What needs to be done ▸
Copy the lines starting at the one containing "collapse-triangle-icon[interactable]: ▼ —" and ending at the one containing "x-tick-label: 31 Jan", with both included, reproducing each one exactly.

Provided information ▸
::::

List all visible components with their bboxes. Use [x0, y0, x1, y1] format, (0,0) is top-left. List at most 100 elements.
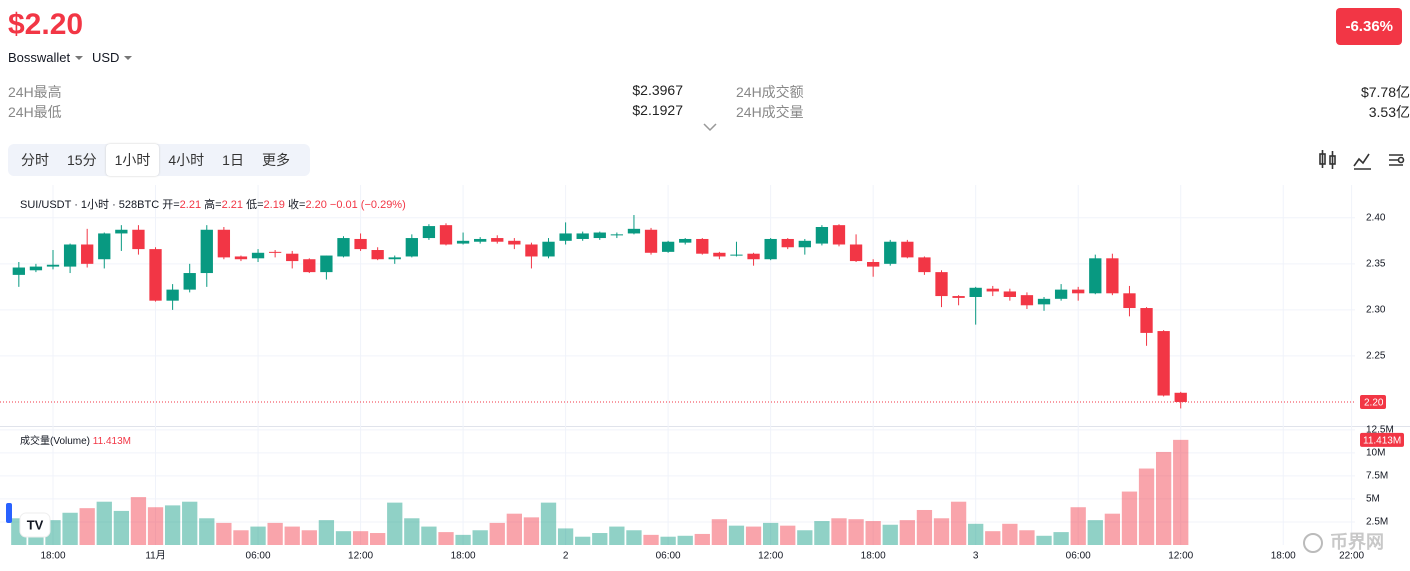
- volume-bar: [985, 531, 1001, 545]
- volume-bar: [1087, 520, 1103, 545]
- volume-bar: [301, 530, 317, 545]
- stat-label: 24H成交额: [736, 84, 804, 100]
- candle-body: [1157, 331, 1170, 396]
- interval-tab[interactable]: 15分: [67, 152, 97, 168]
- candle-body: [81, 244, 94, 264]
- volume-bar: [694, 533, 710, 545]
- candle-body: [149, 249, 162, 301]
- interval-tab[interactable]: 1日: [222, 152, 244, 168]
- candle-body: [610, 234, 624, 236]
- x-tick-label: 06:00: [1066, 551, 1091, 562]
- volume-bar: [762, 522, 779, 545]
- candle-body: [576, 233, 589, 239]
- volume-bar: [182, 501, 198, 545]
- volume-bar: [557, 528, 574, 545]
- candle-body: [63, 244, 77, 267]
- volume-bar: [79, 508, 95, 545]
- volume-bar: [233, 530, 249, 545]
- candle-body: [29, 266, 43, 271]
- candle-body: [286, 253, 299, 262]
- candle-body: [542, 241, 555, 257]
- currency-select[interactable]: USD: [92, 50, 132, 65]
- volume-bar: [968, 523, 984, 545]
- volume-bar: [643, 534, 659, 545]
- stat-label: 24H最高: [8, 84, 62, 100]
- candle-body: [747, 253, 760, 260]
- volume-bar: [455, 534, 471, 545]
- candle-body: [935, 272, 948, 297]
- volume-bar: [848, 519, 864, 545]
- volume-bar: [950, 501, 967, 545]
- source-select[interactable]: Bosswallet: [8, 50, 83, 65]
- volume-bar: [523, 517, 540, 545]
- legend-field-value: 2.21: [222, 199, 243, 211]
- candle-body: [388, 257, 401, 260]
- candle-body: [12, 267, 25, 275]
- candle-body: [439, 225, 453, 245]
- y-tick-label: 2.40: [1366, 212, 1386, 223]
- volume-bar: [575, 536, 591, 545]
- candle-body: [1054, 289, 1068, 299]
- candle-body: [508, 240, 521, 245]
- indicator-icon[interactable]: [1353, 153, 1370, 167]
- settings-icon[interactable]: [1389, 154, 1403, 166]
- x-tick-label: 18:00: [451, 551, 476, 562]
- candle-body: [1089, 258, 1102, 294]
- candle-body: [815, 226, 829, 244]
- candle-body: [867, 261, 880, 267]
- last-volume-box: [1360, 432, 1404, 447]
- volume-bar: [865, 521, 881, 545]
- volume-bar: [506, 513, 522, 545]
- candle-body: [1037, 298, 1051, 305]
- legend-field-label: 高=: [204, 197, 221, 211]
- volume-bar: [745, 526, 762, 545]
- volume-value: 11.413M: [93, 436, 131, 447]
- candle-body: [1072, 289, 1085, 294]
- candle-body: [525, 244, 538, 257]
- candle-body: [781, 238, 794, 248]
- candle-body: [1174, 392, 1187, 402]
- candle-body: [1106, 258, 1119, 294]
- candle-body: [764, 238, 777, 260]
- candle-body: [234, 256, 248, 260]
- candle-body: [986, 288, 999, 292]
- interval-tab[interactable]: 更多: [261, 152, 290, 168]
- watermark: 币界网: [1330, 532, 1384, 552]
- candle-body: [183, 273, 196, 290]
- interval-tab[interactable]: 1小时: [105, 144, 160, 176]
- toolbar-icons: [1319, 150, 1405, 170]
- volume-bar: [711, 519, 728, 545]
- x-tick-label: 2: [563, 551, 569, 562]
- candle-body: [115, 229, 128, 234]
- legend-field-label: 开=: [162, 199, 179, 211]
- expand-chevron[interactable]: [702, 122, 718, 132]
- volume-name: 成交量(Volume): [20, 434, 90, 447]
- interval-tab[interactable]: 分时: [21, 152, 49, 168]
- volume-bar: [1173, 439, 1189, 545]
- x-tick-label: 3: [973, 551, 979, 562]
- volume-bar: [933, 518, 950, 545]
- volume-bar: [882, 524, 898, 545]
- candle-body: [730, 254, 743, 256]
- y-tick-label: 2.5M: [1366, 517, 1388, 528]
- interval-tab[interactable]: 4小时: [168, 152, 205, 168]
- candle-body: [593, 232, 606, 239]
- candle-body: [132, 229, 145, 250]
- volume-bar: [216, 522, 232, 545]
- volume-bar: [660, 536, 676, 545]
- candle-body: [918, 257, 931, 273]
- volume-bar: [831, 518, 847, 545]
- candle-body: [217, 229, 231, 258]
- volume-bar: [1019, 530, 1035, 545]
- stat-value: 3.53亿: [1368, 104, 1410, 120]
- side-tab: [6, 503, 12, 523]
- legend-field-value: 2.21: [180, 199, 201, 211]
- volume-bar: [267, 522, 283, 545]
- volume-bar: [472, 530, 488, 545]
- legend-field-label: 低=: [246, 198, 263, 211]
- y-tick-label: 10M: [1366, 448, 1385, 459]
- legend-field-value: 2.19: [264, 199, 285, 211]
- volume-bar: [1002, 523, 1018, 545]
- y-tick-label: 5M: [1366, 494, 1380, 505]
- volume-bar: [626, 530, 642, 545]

::::

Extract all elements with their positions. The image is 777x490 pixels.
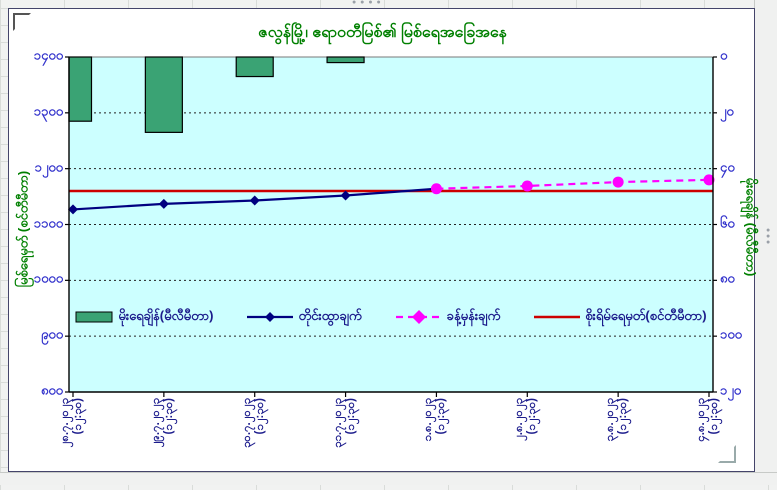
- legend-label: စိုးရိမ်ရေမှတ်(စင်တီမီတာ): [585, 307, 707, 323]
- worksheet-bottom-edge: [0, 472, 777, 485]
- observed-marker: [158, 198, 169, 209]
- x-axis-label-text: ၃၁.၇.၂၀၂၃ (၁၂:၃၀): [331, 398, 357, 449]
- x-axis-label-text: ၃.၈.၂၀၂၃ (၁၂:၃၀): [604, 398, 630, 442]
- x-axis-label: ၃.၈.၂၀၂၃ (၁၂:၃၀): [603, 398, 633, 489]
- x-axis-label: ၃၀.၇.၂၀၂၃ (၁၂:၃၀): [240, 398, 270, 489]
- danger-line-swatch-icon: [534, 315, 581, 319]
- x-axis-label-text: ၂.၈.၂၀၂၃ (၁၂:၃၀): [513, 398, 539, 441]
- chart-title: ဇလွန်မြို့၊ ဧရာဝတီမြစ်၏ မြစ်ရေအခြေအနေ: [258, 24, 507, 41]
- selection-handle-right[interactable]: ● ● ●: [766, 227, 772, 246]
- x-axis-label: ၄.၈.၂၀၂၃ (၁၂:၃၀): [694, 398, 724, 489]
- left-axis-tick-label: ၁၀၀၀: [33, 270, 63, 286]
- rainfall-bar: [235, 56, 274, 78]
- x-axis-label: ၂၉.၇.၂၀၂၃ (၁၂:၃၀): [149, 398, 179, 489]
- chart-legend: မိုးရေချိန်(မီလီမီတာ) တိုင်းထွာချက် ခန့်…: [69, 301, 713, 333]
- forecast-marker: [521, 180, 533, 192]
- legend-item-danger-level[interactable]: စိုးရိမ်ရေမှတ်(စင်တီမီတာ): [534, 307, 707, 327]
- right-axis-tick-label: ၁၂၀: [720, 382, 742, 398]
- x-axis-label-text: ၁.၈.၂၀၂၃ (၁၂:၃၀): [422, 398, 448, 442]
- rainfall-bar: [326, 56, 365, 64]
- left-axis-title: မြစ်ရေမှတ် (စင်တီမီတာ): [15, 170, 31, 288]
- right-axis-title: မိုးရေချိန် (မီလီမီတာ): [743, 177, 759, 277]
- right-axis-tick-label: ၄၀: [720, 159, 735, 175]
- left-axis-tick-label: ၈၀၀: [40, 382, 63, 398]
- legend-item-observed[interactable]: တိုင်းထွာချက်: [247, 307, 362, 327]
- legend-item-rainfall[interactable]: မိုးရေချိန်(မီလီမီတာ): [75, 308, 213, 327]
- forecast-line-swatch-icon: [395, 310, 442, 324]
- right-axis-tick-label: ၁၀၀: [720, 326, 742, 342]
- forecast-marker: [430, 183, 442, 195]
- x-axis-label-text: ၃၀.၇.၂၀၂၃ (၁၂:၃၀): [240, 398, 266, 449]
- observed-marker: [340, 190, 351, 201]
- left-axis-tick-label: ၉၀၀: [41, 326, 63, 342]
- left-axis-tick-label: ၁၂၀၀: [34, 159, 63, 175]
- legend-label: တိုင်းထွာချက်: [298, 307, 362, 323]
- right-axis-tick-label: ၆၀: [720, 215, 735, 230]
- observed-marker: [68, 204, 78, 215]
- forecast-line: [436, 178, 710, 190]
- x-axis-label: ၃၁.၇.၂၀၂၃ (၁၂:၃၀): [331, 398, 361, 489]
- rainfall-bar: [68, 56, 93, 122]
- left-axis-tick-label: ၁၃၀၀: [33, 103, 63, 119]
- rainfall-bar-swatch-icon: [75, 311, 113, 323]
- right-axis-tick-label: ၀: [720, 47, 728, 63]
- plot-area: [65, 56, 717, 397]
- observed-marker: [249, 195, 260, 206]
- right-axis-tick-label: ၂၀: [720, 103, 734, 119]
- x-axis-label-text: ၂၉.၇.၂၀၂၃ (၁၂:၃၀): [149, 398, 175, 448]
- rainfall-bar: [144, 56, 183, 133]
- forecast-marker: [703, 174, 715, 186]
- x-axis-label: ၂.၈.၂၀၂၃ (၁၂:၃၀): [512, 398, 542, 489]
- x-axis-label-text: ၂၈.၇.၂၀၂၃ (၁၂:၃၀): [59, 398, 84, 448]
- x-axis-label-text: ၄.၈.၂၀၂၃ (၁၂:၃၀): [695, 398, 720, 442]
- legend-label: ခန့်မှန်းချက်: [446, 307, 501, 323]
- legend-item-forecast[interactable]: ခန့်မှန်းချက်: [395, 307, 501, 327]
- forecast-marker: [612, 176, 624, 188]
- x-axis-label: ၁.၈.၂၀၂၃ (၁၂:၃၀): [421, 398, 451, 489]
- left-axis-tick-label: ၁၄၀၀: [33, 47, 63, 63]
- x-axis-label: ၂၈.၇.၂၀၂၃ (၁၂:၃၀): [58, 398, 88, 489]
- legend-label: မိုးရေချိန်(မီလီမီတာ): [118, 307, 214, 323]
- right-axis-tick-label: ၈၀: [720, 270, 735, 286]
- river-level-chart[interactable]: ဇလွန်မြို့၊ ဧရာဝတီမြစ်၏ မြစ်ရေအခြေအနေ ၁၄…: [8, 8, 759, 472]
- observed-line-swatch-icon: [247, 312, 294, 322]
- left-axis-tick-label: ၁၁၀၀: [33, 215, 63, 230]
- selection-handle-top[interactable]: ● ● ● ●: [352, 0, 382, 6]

::::

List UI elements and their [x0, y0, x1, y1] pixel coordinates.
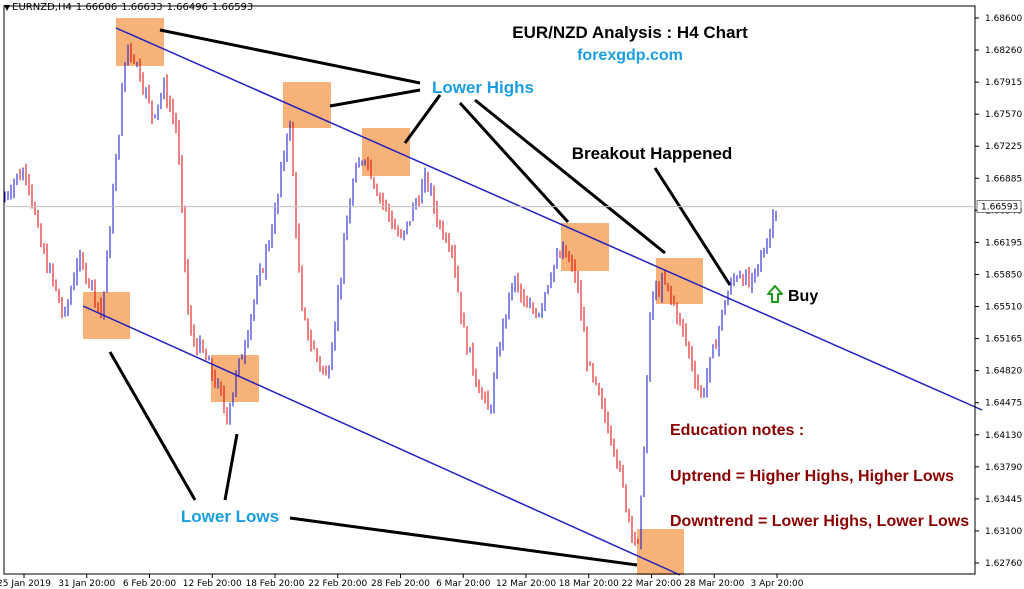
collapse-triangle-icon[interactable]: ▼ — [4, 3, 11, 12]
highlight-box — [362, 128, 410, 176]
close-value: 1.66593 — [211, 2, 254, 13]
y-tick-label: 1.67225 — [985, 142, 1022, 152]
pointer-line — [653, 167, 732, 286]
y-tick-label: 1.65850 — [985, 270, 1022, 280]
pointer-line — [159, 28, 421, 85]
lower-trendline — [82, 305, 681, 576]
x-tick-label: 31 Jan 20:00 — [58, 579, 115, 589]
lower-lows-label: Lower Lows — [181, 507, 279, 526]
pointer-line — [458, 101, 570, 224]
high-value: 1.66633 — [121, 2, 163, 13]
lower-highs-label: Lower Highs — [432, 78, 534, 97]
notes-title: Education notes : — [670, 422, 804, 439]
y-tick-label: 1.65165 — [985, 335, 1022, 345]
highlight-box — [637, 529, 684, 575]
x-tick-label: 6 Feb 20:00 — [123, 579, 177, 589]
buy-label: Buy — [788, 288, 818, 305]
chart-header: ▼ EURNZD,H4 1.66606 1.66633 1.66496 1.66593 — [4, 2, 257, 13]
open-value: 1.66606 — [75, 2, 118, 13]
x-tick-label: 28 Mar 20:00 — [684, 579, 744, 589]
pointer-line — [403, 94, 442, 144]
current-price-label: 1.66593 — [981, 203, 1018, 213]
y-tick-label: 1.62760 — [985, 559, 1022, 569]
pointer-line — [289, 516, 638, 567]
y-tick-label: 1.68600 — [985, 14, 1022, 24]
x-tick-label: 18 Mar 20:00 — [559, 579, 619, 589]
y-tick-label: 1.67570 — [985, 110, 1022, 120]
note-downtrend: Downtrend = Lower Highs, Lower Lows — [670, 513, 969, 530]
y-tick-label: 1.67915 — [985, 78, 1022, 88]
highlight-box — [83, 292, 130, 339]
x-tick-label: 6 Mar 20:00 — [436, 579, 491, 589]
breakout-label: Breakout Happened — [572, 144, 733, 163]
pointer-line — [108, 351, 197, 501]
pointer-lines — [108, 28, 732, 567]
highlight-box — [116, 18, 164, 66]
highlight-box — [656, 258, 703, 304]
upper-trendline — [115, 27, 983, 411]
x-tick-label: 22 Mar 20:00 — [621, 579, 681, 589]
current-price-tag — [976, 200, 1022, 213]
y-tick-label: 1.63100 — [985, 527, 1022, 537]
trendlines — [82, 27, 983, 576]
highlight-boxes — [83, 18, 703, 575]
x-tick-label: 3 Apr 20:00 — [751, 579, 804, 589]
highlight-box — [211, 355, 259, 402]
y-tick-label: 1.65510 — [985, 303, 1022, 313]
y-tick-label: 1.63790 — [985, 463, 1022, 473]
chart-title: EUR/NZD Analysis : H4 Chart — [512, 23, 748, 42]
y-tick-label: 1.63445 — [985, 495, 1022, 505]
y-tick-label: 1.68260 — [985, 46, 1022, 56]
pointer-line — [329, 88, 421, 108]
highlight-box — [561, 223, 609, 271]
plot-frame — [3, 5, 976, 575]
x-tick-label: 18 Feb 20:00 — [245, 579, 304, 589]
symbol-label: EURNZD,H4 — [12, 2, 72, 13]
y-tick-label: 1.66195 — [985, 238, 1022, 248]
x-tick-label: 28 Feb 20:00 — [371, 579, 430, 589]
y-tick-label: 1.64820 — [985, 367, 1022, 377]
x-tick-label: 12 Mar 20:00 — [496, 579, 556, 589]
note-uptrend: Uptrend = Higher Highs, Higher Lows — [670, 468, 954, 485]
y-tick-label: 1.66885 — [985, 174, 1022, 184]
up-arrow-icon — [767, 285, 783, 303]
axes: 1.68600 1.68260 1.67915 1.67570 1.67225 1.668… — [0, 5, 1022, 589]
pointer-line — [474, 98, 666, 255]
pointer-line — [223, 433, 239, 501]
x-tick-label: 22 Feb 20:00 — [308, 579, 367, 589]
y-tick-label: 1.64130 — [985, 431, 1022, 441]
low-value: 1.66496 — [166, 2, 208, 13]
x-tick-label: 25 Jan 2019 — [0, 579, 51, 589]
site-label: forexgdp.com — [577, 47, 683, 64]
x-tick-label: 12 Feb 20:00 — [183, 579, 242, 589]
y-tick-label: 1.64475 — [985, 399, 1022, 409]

::::

Output for this task ▸
collapse-triangle-icon[interactable]: ▼ — [4, 3, 11, 12]
highlight-box — [362, 128, 410, 176]
close-value: 1.66593 — [211, 2, 254, 13]
y-tick-label: 1.67225 — [985, 142, 1022, 152]
pointer-line — [653, 167, 732, 286]
y-tick-label: 1.65850 — [985, 270, 1022, 280]
pointer-line — [159, 28, 421, 85]
lower-trendline — [82, 305, 681, 576]
x-tick-label: 31 Jan 20:00 — [58, 579, 115, 589]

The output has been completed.